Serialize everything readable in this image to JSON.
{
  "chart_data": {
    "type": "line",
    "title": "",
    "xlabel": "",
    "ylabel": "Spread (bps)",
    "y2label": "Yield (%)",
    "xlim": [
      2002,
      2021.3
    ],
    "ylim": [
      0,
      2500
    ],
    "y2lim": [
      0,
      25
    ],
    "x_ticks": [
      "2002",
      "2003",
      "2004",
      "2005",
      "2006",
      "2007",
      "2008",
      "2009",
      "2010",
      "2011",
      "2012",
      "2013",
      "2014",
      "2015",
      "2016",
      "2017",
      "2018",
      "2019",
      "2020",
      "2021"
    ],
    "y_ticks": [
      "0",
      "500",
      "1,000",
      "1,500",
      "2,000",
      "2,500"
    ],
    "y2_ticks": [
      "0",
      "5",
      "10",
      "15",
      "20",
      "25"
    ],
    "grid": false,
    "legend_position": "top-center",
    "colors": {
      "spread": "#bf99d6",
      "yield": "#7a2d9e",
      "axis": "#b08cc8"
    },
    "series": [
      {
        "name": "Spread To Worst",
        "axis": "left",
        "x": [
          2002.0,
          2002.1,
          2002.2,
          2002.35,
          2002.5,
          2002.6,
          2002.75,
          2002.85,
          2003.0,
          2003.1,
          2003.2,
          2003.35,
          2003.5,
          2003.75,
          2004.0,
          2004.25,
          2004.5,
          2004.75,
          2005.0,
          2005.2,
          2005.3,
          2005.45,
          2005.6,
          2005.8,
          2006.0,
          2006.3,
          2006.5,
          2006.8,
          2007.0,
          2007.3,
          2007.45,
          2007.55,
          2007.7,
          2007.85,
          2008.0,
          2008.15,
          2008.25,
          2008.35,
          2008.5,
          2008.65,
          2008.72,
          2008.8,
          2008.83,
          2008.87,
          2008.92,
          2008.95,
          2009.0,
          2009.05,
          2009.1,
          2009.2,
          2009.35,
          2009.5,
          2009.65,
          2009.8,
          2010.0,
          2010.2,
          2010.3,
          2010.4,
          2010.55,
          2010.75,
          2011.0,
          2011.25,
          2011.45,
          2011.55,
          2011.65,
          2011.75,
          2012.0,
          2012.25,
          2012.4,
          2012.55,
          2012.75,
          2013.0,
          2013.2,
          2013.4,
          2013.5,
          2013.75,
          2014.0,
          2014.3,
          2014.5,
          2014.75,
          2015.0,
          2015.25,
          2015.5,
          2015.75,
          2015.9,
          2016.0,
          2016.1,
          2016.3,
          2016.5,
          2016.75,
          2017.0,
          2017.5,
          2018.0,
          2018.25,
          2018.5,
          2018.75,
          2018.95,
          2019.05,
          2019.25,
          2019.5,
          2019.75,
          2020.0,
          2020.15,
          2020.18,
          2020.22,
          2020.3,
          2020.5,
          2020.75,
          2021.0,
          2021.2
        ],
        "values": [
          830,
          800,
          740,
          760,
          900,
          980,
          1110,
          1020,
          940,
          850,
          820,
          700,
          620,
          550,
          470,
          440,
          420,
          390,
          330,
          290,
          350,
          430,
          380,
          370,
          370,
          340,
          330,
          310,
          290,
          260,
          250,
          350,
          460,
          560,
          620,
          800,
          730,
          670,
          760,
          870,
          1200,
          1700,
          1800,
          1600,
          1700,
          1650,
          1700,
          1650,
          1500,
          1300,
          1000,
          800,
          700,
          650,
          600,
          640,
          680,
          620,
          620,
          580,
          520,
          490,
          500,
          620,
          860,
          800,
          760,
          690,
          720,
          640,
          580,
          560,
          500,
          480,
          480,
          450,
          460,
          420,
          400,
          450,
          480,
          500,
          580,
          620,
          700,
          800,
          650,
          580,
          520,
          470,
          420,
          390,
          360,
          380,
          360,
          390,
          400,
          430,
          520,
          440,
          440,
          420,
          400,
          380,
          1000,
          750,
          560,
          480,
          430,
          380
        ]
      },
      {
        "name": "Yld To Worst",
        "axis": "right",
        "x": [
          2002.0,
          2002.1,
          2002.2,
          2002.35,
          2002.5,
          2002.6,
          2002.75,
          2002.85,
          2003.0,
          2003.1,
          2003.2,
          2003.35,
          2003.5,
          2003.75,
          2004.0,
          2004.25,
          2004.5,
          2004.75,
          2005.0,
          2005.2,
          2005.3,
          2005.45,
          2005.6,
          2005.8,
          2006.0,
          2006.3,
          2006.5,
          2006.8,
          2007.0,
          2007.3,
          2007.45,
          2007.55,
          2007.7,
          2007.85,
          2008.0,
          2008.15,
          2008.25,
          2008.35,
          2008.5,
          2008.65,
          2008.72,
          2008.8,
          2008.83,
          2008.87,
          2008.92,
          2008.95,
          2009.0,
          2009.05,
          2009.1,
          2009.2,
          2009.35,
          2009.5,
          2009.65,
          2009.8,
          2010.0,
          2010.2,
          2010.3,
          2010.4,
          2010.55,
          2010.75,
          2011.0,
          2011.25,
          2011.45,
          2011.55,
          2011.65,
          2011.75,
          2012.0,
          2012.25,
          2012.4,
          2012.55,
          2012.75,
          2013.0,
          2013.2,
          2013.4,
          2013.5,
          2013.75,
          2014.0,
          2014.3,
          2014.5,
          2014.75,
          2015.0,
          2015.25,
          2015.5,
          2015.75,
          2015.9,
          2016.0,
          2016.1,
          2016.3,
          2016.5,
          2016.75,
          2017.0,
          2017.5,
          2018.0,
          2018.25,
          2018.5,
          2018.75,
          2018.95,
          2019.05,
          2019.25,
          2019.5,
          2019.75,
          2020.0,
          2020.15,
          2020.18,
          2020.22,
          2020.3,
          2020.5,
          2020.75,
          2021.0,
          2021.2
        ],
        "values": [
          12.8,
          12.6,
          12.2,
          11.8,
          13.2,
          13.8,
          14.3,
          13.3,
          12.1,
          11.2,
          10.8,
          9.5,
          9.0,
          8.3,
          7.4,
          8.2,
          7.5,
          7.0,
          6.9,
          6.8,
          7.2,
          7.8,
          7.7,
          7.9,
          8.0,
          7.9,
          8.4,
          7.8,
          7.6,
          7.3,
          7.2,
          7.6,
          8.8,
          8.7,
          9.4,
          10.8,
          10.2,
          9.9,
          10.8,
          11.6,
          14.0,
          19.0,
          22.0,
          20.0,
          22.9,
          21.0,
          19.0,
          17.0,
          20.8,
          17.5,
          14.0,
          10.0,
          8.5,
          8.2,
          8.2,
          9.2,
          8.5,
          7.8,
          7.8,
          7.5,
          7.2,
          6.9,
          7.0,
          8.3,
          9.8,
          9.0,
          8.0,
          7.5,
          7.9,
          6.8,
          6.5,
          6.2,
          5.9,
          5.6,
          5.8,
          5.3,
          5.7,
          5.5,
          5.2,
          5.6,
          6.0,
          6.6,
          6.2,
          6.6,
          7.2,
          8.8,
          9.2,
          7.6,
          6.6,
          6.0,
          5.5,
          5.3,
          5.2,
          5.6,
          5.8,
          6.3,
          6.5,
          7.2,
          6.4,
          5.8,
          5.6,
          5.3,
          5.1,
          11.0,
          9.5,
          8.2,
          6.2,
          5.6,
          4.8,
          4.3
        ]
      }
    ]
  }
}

---

What to do.
From the data above, copy each line that has the string "Worst".

Exercise response.
        "name": "Spread To Worst",
        "name": "Yld To Worst",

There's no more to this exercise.